§ Set task
Which lines include the word "Open"? Copy each of them.

** BEGIN Given entries **

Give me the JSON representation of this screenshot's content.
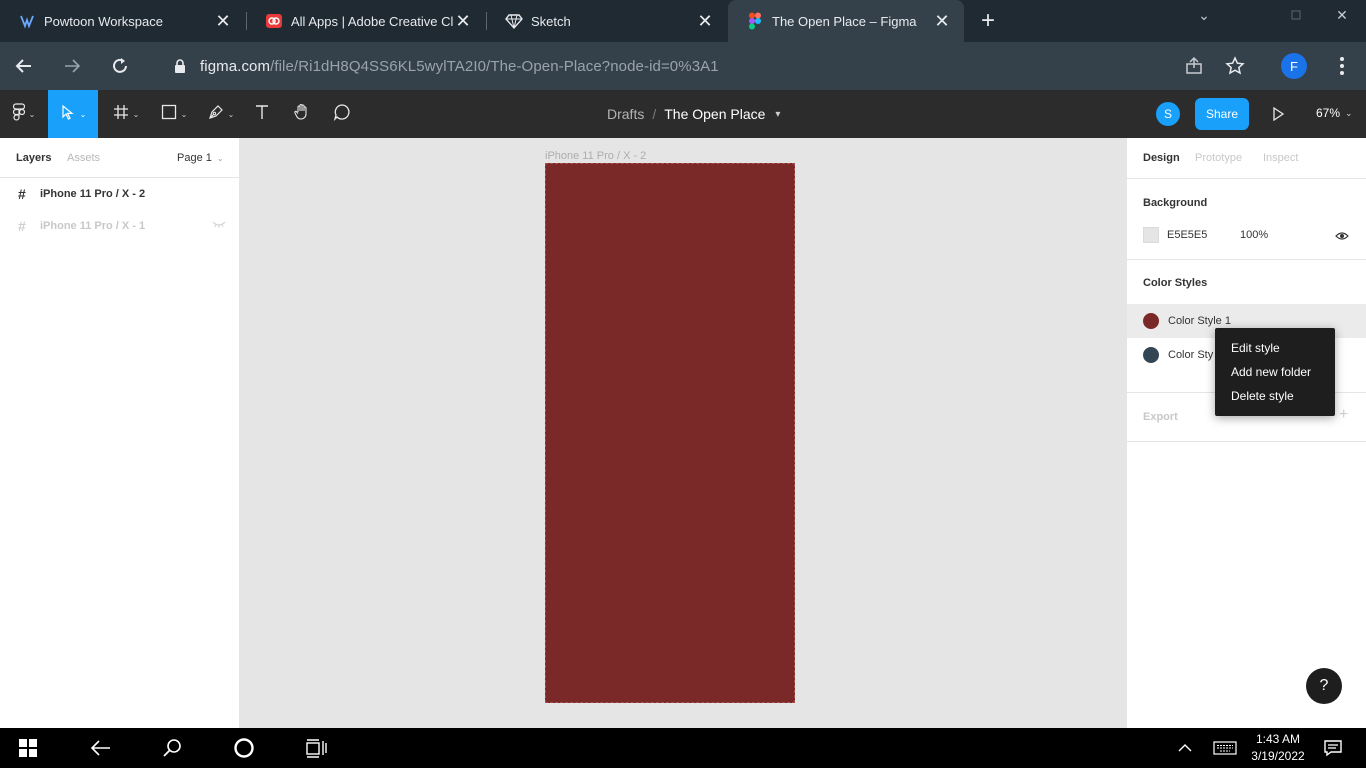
{
  "browser": {
    "tabs": [
      {
        "title": "Powtoon Workspace",
        "icon": "powtoon-icon",
        "active": false
      },
      {
        "title": "All Apps | Adobe Creative Clou",
        "icon": "adobe-cc-icon",
        "active": false
      },
      {
        "title": "Sketch",
        "icon": "sketch-diamond-icon",
        "active": false
      },
      {
        "title": "The Open Place – Figma",
        "icon": "figma-icon",
        "active": true
      }
    ],
    "url_host": "figma.com",
    "url_path": "/file/Ri1dH8Q4SS6KL5wylTA2I0/The-Open-Place?node-id=0%3A1",
    "profile_initial": "F"
  },
  "figma": {
    "breadcrumb": {
      "parent": "Drafts",
      "separator": "/",
      "file": "The Open Place"
    },
    "collaborator_initial": "S",
    "share_label": "Share",
    "zoom": "67%",
    "left_panel": {
      "tab_layers": "Layers",
      "tab_assets": "Assets",
      "page": "Page 1",
      "layers": [
        {
          "name": "iPhone 11 Pro / X - 2",
          "hidden": false
        },
        {
          "name": "iPhone 11 Pro / X - 1",
          "hidden": true
        }
      ]
    },
    "canvas": {
      "frame_label": "iPhone 11 Pro / X - 2",
      "frame_color": "#7b2829"
    },
    "right_panel": {
      "tab_design": "Design",
      "tab_prototype": "Prototype",
      "tab_inspect": "Inspect",
      "background_title": "Background",
      "background_hex": "E5E5E5",
      "background_opacity": "100%",
      "color_styles_title": "Color Styles",
      "color_styles": [
        {
          "name": "Color Style 1",
          "color": "#7b2829"
        },
        {
          "name": "Color Sty",
          "color": "#344654"
        }
      ],
      "export_title": "Export"
    },
    "context_menu": [
      "Edit style",
      "Add new folder",
      "Delete style"
    ],
    "help_label": "?"
  },
  "taskbar": {
    "time": "1:43 AM",
    "date": "3/19/2022"
  }
}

** END Given entries **

§ Correct answer
        "title": "The Open Place – Figma",
    "url_path": "/file/Ri1dH8Q4SS6KL5wylTA2I0/The-Open-Place?node-id=0%3A1",
      "file": "The Open Place"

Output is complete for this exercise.